**REQUEST**.
Select all lines with the string "Test" in them, and copy those lines.

**EXCERPTED RECORDS**.
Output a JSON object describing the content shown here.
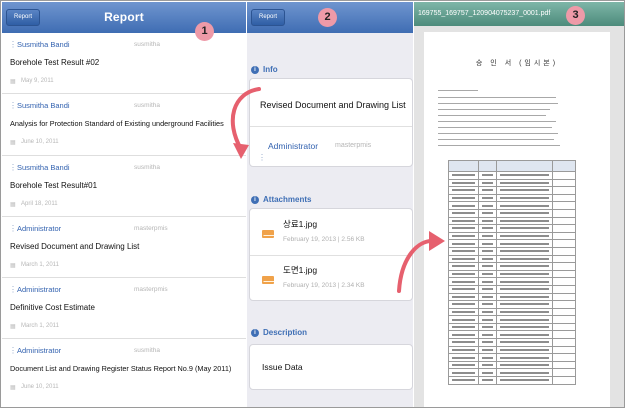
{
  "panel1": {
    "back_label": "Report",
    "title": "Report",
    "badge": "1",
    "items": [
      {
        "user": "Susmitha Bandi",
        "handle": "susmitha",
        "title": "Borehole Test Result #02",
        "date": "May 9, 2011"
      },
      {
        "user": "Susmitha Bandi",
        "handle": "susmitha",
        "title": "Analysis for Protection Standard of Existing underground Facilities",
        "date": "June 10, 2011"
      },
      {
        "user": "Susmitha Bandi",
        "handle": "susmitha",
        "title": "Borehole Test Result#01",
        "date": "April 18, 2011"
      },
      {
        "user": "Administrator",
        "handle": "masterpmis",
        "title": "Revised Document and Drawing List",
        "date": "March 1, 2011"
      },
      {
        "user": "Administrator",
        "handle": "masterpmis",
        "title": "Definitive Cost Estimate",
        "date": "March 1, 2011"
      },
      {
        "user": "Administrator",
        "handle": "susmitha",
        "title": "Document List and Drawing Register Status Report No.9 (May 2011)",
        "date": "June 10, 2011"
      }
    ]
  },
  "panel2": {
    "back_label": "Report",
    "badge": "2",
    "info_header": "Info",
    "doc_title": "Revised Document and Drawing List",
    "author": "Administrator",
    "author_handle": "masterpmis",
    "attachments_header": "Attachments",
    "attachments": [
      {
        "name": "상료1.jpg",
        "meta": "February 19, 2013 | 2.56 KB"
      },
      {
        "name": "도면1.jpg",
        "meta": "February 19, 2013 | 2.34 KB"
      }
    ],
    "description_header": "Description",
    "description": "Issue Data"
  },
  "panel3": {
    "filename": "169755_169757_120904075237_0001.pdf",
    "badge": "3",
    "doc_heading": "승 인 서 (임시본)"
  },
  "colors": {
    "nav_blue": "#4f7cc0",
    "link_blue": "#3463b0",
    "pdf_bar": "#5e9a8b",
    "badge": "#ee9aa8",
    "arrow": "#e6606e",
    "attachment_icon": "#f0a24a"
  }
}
---
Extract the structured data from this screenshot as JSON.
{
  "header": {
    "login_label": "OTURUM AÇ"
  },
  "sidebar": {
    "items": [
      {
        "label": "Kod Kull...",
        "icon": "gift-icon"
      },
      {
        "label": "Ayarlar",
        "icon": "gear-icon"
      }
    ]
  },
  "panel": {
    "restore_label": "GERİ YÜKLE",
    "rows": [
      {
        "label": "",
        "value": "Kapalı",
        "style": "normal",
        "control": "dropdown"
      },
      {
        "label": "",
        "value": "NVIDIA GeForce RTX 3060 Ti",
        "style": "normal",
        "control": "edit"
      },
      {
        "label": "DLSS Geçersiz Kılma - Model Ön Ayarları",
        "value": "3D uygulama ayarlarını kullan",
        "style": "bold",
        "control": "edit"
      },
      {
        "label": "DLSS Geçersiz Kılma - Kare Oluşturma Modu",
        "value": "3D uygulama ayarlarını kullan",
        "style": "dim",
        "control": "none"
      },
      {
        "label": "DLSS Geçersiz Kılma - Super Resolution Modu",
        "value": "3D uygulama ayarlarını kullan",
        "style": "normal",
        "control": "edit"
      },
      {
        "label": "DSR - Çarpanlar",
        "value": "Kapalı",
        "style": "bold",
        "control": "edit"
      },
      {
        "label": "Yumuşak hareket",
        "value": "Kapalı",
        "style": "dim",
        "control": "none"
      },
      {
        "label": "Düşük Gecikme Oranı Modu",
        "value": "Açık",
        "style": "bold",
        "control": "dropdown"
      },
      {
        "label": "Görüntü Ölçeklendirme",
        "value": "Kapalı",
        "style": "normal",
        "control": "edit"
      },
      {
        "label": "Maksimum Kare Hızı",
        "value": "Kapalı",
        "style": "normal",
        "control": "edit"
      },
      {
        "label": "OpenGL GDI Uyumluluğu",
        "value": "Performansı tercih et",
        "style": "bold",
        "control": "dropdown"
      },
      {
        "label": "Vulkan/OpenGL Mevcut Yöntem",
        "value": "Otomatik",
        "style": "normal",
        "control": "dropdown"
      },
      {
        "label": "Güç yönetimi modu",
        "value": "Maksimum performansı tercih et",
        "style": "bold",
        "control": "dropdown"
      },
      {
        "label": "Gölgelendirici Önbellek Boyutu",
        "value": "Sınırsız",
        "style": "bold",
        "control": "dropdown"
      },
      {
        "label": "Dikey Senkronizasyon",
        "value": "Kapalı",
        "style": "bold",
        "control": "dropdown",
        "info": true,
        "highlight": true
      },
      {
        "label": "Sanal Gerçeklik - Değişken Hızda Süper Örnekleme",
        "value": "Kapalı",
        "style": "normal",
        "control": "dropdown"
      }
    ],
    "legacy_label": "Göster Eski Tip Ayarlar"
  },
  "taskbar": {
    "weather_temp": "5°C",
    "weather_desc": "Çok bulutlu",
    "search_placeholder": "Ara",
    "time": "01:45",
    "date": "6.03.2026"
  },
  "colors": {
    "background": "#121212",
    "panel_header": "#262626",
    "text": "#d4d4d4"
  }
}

**TASK SOLUTION**.
        "title": "Borehole Test Result #02",
        "title": "Borehole Test Result#01",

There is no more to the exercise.